Set task: Locate each line holding the string "orientation" and copy it.

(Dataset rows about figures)
########################################

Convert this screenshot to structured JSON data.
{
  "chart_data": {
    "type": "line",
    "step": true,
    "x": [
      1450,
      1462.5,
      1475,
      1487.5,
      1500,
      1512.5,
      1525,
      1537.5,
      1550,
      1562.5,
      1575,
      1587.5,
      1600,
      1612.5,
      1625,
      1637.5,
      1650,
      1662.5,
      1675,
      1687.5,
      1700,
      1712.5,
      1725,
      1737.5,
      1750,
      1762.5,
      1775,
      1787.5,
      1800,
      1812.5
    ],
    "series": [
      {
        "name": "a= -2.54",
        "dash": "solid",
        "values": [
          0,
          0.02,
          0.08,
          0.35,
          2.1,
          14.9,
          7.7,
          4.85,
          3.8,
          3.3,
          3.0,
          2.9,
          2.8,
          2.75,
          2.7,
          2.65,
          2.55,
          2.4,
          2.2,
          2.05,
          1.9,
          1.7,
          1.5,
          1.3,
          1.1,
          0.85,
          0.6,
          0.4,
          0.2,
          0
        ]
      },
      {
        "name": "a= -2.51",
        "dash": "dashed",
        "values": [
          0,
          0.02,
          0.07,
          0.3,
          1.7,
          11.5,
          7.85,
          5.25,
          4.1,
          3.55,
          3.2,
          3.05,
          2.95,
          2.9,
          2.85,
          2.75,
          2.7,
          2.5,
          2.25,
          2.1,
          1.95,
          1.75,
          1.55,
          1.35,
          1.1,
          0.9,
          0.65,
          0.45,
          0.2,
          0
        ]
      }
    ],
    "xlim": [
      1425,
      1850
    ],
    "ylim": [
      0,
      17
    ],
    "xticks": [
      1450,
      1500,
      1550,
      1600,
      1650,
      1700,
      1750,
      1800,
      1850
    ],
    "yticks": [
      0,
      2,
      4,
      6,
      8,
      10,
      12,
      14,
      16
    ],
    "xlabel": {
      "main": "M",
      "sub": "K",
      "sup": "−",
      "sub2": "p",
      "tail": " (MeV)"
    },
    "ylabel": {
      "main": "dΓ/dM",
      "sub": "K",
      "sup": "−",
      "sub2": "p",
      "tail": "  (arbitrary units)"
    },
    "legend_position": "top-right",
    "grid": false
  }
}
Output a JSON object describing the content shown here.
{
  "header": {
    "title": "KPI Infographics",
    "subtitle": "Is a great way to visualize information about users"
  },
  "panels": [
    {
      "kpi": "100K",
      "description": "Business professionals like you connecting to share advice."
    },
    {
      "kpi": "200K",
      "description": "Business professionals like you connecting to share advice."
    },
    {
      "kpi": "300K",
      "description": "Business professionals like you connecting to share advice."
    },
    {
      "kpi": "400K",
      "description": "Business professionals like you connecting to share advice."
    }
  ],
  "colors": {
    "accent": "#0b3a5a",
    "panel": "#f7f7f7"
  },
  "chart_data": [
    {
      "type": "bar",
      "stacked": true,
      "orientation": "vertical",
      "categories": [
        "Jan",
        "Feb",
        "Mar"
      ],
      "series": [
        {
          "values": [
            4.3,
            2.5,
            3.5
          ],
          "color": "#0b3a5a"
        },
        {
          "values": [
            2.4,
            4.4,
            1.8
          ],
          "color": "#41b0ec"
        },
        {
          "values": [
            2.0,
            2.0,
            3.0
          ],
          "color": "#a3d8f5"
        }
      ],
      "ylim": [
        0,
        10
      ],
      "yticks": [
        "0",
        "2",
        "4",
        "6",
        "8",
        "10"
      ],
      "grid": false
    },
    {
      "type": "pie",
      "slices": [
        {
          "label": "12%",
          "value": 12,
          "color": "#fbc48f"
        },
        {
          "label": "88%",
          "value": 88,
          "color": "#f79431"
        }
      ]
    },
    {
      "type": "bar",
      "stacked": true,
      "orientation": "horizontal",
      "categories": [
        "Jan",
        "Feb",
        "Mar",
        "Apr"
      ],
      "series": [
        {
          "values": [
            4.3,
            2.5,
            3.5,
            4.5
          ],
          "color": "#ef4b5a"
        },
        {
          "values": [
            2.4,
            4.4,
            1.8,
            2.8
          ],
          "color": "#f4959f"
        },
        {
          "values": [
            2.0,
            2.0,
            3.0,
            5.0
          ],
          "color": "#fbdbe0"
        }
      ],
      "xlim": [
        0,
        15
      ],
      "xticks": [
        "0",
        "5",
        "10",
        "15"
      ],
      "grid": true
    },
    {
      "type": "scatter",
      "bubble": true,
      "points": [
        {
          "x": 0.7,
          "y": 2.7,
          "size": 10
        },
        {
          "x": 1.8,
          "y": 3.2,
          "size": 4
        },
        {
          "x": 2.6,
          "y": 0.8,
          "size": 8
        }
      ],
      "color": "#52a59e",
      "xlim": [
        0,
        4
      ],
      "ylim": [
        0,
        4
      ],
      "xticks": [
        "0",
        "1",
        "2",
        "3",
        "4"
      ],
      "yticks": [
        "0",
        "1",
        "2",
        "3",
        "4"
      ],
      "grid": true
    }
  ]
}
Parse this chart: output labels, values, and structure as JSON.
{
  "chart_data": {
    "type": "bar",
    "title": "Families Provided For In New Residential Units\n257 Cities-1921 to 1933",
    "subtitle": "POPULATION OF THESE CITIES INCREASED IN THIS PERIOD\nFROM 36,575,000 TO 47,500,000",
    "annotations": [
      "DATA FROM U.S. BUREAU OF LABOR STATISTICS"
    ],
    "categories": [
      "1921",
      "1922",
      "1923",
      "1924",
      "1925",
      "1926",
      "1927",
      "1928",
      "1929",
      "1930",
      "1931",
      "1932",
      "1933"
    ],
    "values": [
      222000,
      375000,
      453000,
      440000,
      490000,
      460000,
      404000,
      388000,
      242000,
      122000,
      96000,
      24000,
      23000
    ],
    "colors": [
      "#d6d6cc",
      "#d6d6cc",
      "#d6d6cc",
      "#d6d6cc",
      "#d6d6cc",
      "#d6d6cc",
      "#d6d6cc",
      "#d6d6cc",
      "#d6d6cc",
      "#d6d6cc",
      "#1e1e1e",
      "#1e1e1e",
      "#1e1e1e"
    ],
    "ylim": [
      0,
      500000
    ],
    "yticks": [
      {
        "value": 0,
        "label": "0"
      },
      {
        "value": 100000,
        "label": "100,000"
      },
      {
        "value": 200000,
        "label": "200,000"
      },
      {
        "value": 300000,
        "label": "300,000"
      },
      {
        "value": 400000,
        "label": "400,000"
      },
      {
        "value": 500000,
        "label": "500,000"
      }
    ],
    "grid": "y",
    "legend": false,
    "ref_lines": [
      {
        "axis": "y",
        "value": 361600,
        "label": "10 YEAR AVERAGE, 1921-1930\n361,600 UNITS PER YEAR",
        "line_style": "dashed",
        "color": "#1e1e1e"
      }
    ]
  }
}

########################################

Output of the exercise:
      "orientation": "vertical",
      "orientation": "horizontal",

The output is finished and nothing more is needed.